The data below should be printed in full, exactly, and without any of its images.

┌─ Stored rows

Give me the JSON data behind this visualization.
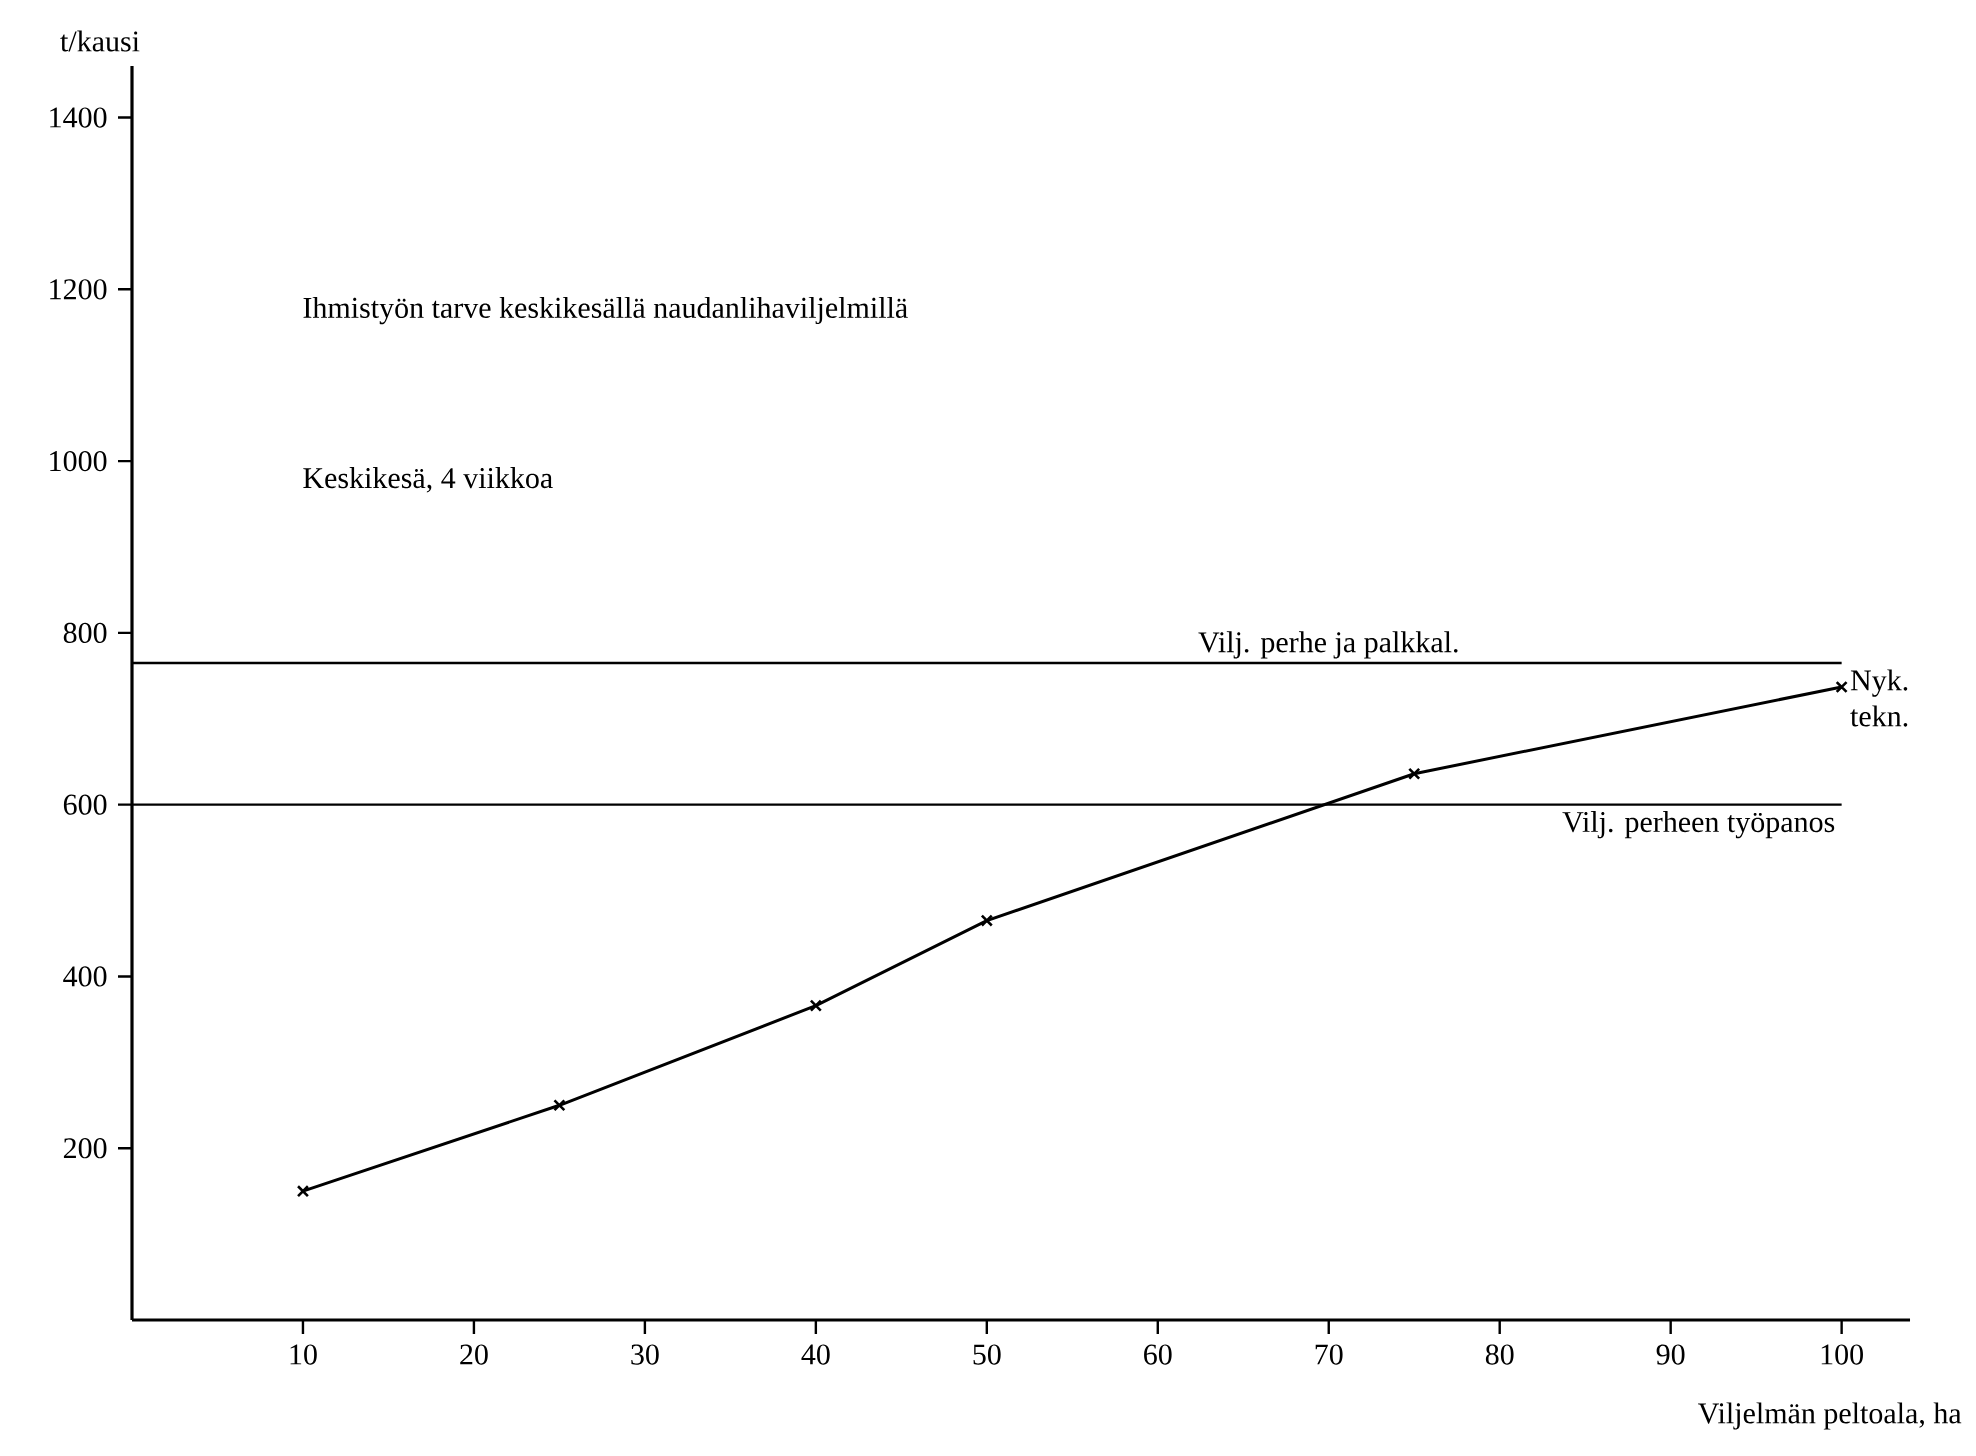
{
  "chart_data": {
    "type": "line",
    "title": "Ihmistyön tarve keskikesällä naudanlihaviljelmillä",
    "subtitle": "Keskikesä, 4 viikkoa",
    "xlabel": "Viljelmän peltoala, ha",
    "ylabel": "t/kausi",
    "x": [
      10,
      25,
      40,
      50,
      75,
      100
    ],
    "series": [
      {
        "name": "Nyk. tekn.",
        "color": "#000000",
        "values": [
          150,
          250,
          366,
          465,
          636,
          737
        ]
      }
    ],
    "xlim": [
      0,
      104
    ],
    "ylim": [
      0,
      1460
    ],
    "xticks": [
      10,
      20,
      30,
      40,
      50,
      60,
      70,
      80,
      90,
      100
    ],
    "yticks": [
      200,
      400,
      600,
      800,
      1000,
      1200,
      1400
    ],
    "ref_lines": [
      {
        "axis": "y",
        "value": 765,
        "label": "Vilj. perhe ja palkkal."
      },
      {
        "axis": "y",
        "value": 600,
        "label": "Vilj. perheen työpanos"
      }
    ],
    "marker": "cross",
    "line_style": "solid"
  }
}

└─

Solution to this problem ::
Give me the JSON data behind this visualization.
{
  "chart_data": {
    "type": "line",
    "title": "Ihmistyön tarve keskikesällä naudanlihaviljelmillä",
    "subtitle": "Keskikesä, 4 viikkoa",
    "xlabel": "Viljelmän peltoala, ha",
    "ylabel": "t/kausi",
    "x": [
      10,
      25,
      40,
      50,
      75,
      100
    ],
    "series": [
      {
        "name": "Nyk. tekn.",
        "color": "#000000",
        "values": [
          150,
          250,
          366,
          465,
          636,
          737
        ]
      }
    ],
    "xlim": [
      0,
      104
    ],
    "ylim": [
      0,
      1460
    ],
    "xticks": [
      10,
      20,
      30,
      40,
      50,
      60,
      70,
      80,
      90,
      100
    ],
    "yticks": [
      200,
      400,
      600,
      800,
      1000,
      1200,
      1400
    ],
    "ref_lines": [
      {
        "axis": "y",
        "value": 765,
        "label": "Vilj. perhe ja palkkal."
      },
      {
        "axis": "y",
        "value": 600,
        "label": "Vilj. perheen työpanos"
      }
    ],
    "marker": "cross",
    "line_style": "solid"
  }
}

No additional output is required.